▶ _Consigne 1_
Pour chacune des affirmations suivantes, indiquez si elle concorde avec le message de forum. Répondez par oui ou par non, en citant à l'identique les mots décisifs du message. (a) Pour l'auteur du message, Le Téléphone rose est un ennui total en dehors de la musique de Cosma. (b) L'auteur du message a vu Le Gang des otages. (c) Selon Julien Léonard, les films de Delon marchaient très bien en Italie et aussi en Espagne.
▶ _Consigne 2_
Reproduisez fidèlement le passage du message de forum situé entre « Kevin95 a écrit :Pour » et « Gang des otages... », ces deux bornes incluses.

▶ _Texte à lire_
● ● ● ● ●
Message par Major Tom »

Kevin95 a écrit :Pour les comédies vous y allez fort, les De Funès tiennent rudement bien le coup
Ah mais je suis d'accord, je ne dénigre absolument pas ses comédies ! Il savait donner du rythme (Oscar est pour moi un modèle de montage et de mise en scène, même si ça énervait apparemment De Funès que le réalisateur ne se contente pas de le filmer bêtement) et j'aime beaucoup Pour cent briques t'as plus rien. Seulement je ne les mettrai pas sur un pied d'égalité avec ses trois premiers films, même Oscar, en tout cas je te les conseille, tu peux y aller les yeux fermés. ;)
Pour Le Téléphone rose par contre, je ne sais pas comment tu arrives à le revisionner car, en dehors de la musique de Cosma, ce film est un ennui total pour moi. :oops:
Pas de souvenir des Aveux les plus doux par contre. Il faudra que je le revois, et sinon pas vu Le Gang des otages...
Julien Léonard a écrit :Concernant Big guns, c'est un film tout à fait déroutant. Pour qui n'est pas du tout habitué du polar italien des années 1970 (le Neo Polar), ce doit être assez incompréhensible. Les italiens en produisaient des caisses entières chaque année, à cette époque (je suis également très client, comme pour le giallo). Delon voulait : 1) S'imposer durablement sur le marché italien (ses films marchaient très bien là-bas -également en Espagne d'ailleurs-, il voulait donc tout naturellement y faire aussi quelques films : Le professeur, Zorro...) / 2) Surfer sur la vague de succès rencontrée par le genre Neo Polar à ce moment-là. Nous sommes ici bien plus proches d'un film de mafia (Di Leo et consorts) que d'un vrai polar urbain déjanté et raccroché aux années de plomb vécues dans la rue (allez, en vrac : Roma a mano armata, La rançon de la peur, Napoli violenta, Quelli della calibro 38, Le clan des pourris...).
● ● ● ● ●
▶ _Extrait des données_
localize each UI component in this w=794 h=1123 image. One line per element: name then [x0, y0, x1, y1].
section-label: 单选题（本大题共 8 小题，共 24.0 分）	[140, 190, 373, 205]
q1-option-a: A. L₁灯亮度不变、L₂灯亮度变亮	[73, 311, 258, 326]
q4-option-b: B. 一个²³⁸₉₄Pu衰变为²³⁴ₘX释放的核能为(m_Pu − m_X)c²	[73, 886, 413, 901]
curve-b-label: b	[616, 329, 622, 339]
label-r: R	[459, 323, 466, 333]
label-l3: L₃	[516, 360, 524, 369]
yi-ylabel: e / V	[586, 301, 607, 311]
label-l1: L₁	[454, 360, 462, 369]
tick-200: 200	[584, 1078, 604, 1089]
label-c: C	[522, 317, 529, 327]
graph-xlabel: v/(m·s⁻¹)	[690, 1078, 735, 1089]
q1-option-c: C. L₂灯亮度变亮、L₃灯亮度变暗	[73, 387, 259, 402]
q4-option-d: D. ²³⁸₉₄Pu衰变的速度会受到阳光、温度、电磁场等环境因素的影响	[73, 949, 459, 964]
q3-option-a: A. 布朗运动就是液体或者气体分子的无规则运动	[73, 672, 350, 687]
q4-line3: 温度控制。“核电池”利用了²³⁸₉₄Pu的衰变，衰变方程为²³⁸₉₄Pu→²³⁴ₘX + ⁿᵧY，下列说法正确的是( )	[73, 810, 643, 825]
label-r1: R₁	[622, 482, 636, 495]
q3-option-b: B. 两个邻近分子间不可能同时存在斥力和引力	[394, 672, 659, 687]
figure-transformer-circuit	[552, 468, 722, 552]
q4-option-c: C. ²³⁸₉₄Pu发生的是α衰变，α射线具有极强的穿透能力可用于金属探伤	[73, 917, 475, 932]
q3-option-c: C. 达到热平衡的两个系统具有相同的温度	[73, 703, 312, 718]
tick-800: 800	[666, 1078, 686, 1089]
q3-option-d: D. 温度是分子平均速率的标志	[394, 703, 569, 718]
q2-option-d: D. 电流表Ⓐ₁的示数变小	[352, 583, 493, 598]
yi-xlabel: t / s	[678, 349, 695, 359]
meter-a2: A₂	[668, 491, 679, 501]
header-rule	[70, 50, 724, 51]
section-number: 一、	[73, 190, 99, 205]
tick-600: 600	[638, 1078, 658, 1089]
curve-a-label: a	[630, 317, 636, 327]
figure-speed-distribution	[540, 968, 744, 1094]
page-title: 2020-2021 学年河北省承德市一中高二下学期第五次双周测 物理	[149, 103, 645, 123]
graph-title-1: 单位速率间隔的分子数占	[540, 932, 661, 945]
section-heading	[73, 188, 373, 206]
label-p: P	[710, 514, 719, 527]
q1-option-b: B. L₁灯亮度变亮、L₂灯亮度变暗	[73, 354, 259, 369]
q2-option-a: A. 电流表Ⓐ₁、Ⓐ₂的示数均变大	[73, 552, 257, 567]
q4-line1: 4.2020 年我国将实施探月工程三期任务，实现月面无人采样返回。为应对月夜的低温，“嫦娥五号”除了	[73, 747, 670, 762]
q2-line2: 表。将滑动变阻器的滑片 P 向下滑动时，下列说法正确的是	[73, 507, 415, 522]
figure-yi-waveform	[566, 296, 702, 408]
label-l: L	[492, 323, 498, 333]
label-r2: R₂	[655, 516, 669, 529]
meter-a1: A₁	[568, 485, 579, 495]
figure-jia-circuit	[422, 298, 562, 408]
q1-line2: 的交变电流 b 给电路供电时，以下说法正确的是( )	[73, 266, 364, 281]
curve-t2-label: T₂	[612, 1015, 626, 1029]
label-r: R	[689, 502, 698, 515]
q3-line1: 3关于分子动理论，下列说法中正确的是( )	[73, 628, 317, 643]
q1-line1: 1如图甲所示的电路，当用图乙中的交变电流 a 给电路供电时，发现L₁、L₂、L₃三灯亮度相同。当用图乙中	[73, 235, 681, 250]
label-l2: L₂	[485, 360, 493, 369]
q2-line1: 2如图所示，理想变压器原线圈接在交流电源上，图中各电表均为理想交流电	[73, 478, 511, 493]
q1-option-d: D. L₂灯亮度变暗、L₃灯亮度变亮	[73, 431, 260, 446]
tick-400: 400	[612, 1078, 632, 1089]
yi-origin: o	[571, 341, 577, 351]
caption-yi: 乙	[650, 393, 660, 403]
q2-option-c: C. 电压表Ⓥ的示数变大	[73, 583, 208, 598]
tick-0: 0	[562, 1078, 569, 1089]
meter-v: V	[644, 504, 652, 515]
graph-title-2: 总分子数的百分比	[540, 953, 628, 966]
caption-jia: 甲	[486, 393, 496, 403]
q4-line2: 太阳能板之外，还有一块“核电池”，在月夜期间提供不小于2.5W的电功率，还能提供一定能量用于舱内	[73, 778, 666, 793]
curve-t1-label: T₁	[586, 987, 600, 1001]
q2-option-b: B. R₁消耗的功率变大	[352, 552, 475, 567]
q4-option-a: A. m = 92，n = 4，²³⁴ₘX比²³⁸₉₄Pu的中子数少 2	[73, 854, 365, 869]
● ● ● ● ●
▶ _Réponse complète 1_
(a) Oui : « en dehors de la musique de Cosma, ce film est un ennui total pour moi »
(b) Non : « pas vu Le Gang des otages »
(c) Oui : « ses films marchaient très bien là-bas -également en Espagne d'ailleurs- »

▶ _Réponse complète 2_
Kevin95 a écrit :Pour les comédies vous y allez fort, les De Funès tiennent rudement bien le coup
Ah mais je suis d'accord, je ne dénigre absolument pas ses comédies ! Il savait donner du rythme (Oscar est pour moi un modèle de montage et de mise en scène, même si ça énervait apparemment De Funès que le réalisateur ne se contente pas de le filmer bêtement) et j'aime beaucoup Pour cent briques t'as plus rien. Seulement je ne les mettrai pas sur un pied d'égalité avec ses trois premiers films, même Oscar, en tout cas je te les conseille, tu peux y aller les yeux fermés. ;)
Pour Le Téléphone rose par contre, je ne sais pas comment tu arrives à le revisionner car, en dehors de la musique de Cosma, ce film est un ennui total pour moi. :oops:
Pas de souvenir des Aveux les plus doux par contre. Il faudra que je le revois, et sinon pas vu Le Gang des otages...